▸ Job:
What you return should match every record exactly, with the images removed.

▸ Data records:
□ □ □
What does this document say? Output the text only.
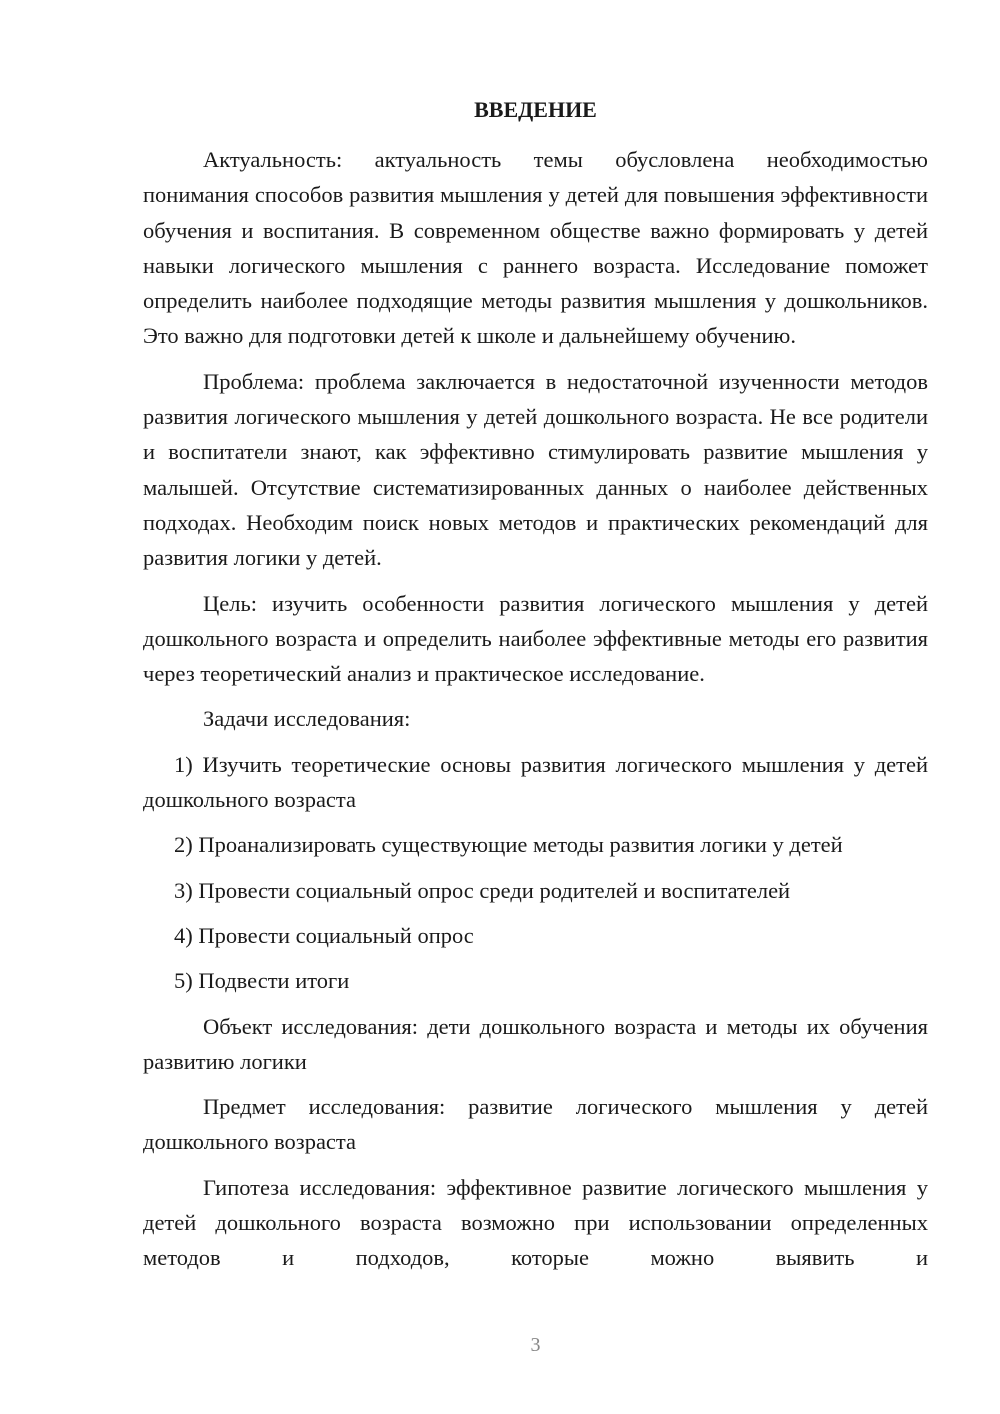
ВВЕДЕНИЕ

Актуальность: актуальность темы обусловлена необходимостью понимания способов развития мышления у детей для повышения эффективности обучения и воспитания. В современном обществе важно формировать у детей навыки логического мышления с раннего возраста. Исследование поможет определить наиболее подходящие методы развития мышления у дошкольников. Это важно для подготовки детей к школе и дальнейшему обучению.

Проблема: проблема заключается в недостаточной изученности методов развития логического мышления у детей дошкольного возраста. Не все родители и воспитатели знают, как эффективно стимулировать развитие мышления у малышей. Отсутствие систематизированных данных о наиболее действенных подходах. Необходим поиск новых методов и практических рекомендаций для развития логики у детей.

Цель: изучить особенности развития логического мышления у детей дошкольного возраста и определить наиболее эффективные методы его развития через теоретический анализ и практическое исследование.

Задачи исследования:

1) Изучить теоретические основы развития логического мышления у детей дошкольного возраста

2) Проанализировать существующие методы развития логики у детей

3) Провести социальный опрос среди родителей и воспитателей

4) Провести социальный опрос

5) Подвести итоги

Объект исследования: дети дошкольного возраста и методы их обучения развитию логики

Предмет исследования: развитие логического мышления у детей дошкольного возраста

Гипотеза исследования: эффективное развитие логического мышления у детей дошкольного возраста возможно при использовании определенных методов и подходов, которые можно выявить и

3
□ □ □
▸ Solved problem:
What does this document say? Output the text only.
ВВЕДЕНИЕ

Актуальность: актуальность темы обусловлена необходимостью понимания способов развития мышления у детей для повышения эффективности обучения и воспитания. В современном обществе важно формировать у детей навыки логического мышления с раннего возраста. Исследование поможет определить наиболее подходящие методы развития мышления у дошкольников. Это важно для подготовки детей к школе и дальнейшему обучению.

Проблема: проблема заключается в недостаточной изученности методов развития логического мышления у детей дошкольного возраста. Не все родители и воспитатели знают, как эффективно стимулировать развитие мышления у малышей. Отсутствие систематизированных данных о наиболее действенных подходах. Необходим поиск новых методов и практических рекомендаций для развития логики у детей.

Цель: изучить особенности развития логического мышления у детей дошкольного возраста и определить наиболее эффективные методы его развития через теоретический анализ и практическое исследование.

Задачи исследования:

1) Изучить теоретические основы развития логического мышления у детей дошкольного возраста

2) Проанализировать существующие методы развития логики у детей

3) Провести социальный опрос среди родителей и воспитателей

4) Провести социальный опрос

5) Подвести итоги

Объект исследования: дети дошкольного возраста и методы их обучения развитию логики

Предмет исследования: развитие логического мышления у детей дошкольного возраста

Гипотеза исследования: эффективное развитие логического мышления у детей дошкольного возраста возможно при использовании определенных методов и подходов, которые можно выявить и

3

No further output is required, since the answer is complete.